Copy out the entries below in full and exactly.

===

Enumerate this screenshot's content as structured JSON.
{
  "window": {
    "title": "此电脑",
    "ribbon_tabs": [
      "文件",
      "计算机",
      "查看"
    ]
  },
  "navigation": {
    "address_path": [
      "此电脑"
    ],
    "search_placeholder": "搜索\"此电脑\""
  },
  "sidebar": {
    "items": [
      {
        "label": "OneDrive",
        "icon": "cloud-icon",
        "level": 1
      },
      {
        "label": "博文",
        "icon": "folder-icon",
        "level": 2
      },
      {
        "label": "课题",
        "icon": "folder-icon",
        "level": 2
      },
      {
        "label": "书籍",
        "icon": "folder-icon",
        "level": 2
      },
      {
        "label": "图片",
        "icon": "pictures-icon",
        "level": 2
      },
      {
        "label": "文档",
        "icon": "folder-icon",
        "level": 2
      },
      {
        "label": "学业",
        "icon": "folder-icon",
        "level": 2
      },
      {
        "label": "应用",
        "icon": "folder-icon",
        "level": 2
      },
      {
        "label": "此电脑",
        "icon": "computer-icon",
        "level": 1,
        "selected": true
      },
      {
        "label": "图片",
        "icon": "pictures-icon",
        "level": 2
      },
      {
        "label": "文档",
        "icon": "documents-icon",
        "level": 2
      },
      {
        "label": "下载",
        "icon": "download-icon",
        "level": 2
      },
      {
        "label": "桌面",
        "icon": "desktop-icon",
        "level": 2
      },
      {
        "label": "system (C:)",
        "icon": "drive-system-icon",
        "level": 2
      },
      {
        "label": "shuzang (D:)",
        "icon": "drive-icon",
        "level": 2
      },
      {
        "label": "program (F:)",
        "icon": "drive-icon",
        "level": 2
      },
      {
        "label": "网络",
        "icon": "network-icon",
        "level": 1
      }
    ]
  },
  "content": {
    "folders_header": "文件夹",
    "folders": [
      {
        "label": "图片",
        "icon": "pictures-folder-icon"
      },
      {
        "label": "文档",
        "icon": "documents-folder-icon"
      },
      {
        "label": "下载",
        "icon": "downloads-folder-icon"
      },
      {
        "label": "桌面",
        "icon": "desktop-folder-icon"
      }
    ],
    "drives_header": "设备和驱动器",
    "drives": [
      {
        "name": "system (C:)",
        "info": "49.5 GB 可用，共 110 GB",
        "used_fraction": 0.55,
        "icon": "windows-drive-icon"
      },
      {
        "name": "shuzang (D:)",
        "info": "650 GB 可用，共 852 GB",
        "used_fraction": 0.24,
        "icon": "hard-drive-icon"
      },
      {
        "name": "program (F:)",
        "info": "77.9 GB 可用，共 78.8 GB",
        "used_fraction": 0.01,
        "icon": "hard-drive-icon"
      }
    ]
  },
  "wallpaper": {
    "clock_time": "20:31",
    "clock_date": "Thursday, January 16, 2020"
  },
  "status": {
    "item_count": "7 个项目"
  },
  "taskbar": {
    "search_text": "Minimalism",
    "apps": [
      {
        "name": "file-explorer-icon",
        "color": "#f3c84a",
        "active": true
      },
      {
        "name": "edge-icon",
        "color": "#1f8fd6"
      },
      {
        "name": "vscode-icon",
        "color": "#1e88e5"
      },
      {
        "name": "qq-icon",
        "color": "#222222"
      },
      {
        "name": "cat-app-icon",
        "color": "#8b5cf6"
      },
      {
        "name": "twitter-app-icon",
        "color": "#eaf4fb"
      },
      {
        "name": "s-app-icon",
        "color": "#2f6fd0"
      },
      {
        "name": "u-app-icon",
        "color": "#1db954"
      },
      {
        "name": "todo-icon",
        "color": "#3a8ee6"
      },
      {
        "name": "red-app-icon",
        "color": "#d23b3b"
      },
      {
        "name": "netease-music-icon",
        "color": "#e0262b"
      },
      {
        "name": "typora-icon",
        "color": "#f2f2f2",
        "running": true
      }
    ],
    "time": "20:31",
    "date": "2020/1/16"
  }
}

===

#### [TASK ANSWER]
Enumerate this screenshot's content as structured JSON.
{
  "window": {
    "title": "此电脑",
    "ribbon_tabs": [
      "文件",
      "计算机",
      "查看"
    ]
  },
  "navigation": {
    "address_path": [
      "此电脑"
    ],
    "search_placeholder": "搜索\"此电脑\""
  },
  "sidebar": {
    "items": [
      {
        "label": "OneDrive",
        "icon": "cloud-icon",
        "level": 1
      },
      {
        "label": "博文",
        "icon": "folder-icon",
        "level": 2
      },
      {
        "label": "课题",
        "icon": "folder-icon",
        "level": 2
      },
      {
        "label": "书籍",
        "icon": "folder-icon",
        "level": 2
      },
      {
        "label": "图片",
        "icon": "pictures-icon",
        "level": 2
      },
      {
        "label": "文档",
        "icon": "folder-icon",
        "level": 2
      },
      {
        "label": "学业",
        "icon": "folder-icon",
        "level": 2
      },
      {
        "label": "应用",
        "icon": "folder-icon",
        "level": 2
      },
      {
        "label": "此电脑",
        "icon": "computer-icon",
        "level": 1,
        "selected": true
      },
      {
        "label": "图片",
        "icon": "pictures-icon",
        "level": 2
      },
      {
        "label": "文档",
        "icon": "documents-icon",
        "level": 2
      },
      {
        "label": "下载",
        "icon": "download-icon",
        "level": 2
      },
      {
        "label": "桌面",
        "icon": "desktop-icon",
        "level": 2
      },
      {
        "label": "system (C:)",
        "icon": "drive-system-icon",
        "level": 2
      },
      {
        "label": "shuzang (D:)",
        "icon": "drive-icon",
        "level": 2
      },
      {
        "label": "program (F:)",
        "icon": "drive-icon",
        "level": 2
      },
      {
        "label": "网络",
        "icon": "network-icon",
        "level": 1
      }
    ]
  },
  "content": {
    "folders_header": "文件夹",
    "folders": [
      {
        "label": "图片",
        "icon": "pictures-folder-icon"
      },
      {
        "label": "文档",
        "icon": "documents-folder-icon"
      },
      {
        "label": "下载",
        "icon": "downloads-folder-icon"
      },
      {
        "label": "桌面",
        "icon": "desktop-folder-icon"
      }
    ],
    "drives_header": "设备和驱动器",
    "drives": [
      {
        "name": "system (C:)",
        "info": "49.5 GB 可用，共 110 GB",
        "used_fraction": 0.55,
        "icon": "windows-drive-icon"
      },
      {
        "name": "shuzang (D:)",
        "info": "650 GB 可用，共 852 GB",
        "used_fraction": 0.24,
        "icon": "hard-drive-icon"
      },
      {
        "name": "program (F:)",
        "info": "77.9 GB 可用，共 78.8 GB",
        "used_fraction": 0.01,
        "icon": "hard-drive-icon"
      }
    ]
  },
  "wallpaper": {
    "clock_time": "20:31",
    "clock_date": "Thursday, January 16, 2020"
  },
  "status": {
    "item_count": "7 个项目"
  },
  "taskbar": {
    "search_text": "Minimalism",
    "apps": [
      {
        "name": "file-explorer-icon",
        "color": "#f3c84a",
        "active": true
      },
      {
        "name": "edge-icon",
        "color": "#1f8fd6"
      },
      {
        "name": "vscode-icon",
        "color": "#1e88e5"
      },
      {
        "name": "qq-icon",
        "color": "#222222"
      },
      {
        "name": "cat-app-icon",
        "color": "#8b5cf6"
      },
      {
        "name": "twitter-app-icon",
        "color": "#eaf4fb"
      },
      {
        "name": "s-app-icon",
        "color": "#2f6fd0"
      },
      {
        "name": "u-app-icon",
        "color": "#1db954"
      },
      {
        "name": "todo-icon",
        "color": "#3a8ee6"
      },
      {
        "name": "red-app-icon",
        "color": "#d23b3b"
      },
      {
        "name": "netease-music-icon",
        "color": "#e0262b"
      },
      {
        "name": "typora-icon",
        "color": "#f2f2f2",
        "running": true
      }
    ],
    "time": "20:31",
    "date": "2020/1/16"
  }
}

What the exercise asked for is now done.